• _Stored data_
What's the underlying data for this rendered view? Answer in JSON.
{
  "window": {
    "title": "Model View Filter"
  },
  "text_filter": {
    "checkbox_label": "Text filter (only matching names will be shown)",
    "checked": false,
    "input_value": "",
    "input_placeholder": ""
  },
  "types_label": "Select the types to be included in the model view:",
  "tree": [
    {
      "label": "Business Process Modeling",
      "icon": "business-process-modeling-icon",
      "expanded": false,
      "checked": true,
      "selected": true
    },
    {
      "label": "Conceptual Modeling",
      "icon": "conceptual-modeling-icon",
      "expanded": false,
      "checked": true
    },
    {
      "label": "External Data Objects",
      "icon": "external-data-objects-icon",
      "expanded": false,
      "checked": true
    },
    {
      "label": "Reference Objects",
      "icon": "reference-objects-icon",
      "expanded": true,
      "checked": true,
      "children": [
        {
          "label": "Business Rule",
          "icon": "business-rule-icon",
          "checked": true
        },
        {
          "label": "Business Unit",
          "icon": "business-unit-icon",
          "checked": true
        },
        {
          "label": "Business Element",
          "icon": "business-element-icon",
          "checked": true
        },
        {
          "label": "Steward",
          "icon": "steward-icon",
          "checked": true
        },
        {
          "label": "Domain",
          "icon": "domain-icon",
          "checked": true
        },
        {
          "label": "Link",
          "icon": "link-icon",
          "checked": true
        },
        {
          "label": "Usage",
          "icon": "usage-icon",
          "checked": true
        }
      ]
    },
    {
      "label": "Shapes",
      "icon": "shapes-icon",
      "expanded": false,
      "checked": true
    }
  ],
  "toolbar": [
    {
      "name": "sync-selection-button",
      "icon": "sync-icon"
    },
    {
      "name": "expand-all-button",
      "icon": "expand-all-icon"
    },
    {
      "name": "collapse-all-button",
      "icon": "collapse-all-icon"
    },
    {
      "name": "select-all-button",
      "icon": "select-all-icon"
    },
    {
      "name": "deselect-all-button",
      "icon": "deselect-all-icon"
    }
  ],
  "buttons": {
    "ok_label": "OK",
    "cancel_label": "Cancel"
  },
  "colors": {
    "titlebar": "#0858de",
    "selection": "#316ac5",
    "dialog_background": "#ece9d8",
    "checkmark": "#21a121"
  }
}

• _TASK BRIEF_
Show all lines from the records above where the word "sync" occurs.

• _WORKED ANSWER_
      "name": "sync-selection-button",
      "icon": "sync-icon"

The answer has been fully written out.